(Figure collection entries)
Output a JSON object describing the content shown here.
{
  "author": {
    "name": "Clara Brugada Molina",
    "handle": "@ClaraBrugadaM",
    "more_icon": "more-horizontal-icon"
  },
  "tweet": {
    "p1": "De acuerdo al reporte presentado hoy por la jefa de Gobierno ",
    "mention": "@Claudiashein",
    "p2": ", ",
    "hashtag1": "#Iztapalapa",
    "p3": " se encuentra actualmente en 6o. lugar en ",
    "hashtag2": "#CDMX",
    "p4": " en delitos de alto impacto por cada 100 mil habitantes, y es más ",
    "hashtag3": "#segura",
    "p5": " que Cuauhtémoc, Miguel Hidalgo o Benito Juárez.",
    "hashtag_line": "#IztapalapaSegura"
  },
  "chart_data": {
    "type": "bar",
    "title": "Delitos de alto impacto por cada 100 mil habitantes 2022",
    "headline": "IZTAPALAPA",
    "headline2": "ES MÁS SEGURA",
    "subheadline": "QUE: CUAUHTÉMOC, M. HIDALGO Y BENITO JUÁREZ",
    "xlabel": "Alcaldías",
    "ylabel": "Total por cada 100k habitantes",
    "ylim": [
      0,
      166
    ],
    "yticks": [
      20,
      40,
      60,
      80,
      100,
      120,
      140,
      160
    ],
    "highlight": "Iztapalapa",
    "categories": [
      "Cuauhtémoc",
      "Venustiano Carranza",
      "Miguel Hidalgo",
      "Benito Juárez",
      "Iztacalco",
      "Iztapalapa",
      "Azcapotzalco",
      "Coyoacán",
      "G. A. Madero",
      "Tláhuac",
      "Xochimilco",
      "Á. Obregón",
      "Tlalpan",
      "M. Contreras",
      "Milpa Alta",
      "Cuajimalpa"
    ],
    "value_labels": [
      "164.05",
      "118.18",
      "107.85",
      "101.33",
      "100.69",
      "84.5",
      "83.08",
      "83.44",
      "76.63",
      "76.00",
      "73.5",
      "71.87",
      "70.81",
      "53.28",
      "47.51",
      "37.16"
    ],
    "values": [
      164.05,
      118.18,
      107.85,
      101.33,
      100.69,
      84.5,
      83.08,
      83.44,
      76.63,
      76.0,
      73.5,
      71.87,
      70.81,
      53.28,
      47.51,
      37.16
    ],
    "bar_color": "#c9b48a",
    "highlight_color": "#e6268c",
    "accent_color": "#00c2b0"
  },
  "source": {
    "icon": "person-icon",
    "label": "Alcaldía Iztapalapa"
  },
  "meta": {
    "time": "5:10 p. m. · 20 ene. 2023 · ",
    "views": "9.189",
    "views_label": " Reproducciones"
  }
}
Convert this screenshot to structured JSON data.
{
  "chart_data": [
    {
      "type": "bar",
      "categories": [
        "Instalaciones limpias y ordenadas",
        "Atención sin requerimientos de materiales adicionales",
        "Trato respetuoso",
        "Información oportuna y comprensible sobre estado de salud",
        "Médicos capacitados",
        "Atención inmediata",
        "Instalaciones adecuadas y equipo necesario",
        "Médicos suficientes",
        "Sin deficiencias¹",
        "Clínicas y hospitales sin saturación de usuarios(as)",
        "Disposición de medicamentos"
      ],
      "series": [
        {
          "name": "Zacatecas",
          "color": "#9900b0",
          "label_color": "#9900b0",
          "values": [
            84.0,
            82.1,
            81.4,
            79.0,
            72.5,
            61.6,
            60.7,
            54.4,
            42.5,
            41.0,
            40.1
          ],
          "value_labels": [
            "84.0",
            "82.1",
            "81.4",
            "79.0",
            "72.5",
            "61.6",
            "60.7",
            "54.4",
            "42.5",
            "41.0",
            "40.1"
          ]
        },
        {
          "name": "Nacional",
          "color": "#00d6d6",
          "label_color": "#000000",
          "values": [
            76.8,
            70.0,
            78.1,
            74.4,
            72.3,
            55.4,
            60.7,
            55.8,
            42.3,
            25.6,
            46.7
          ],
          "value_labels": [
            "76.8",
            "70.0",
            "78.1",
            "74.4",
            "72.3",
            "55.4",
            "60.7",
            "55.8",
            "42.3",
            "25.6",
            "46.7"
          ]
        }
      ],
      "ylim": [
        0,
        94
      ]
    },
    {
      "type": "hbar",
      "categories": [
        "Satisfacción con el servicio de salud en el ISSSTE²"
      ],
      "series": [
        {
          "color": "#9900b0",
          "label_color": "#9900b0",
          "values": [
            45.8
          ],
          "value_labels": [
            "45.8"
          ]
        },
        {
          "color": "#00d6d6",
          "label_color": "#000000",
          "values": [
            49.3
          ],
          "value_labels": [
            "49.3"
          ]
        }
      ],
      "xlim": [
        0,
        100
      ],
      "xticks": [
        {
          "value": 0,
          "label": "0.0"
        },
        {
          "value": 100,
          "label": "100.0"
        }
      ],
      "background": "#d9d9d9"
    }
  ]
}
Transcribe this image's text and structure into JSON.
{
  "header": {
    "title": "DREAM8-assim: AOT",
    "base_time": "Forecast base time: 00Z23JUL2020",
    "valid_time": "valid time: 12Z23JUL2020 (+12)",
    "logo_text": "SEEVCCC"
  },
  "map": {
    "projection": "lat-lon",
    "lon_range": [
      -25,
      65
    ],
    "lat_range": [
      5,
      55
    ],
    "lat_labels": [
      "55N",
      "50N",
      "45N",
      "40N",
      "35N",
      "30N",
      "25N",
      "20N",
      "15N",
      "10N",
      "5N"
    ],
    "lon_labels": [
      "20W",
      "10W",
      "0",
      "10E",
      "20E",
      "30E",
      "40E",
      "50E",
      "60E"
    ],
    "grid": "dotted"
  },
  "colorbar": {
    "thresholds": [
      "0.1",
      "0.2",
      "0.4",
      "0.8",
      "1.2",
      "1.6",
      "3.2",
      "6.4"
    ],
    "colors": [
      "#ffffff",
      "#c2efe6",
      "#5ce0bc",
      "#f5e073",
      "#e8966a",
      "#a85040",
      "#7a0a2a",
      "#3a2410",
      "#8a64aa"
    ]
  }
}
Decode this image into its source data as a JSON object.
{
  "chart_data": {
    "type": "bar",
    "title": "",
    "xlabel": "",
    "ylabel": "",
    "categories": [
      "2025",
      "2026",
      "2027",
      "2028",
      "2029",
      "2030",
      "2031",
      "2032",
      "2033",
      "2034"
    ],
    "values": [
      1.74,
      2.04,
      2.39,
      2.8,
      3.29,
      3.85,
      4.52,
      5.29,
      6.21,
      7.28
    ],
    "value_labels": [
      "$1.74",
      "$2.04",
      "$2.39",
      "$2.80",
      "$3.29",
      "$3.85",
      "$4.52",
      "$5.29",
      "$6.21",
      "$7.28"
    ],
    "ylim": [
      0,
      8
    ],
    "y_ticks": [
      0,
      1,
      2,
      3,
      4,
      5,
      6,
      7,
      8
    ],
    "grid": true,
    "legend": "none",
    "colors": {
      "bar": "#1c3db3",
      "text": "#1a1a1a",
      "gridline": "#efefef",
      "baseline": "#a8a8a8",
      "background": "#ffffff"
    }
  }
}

WHAT IS BEING ASKED: Copy each line in the data that holds the word "source".

OUTPUT FOR THIS EXERCISE:
  "source": {
Decode this image into its source data as a JSON object.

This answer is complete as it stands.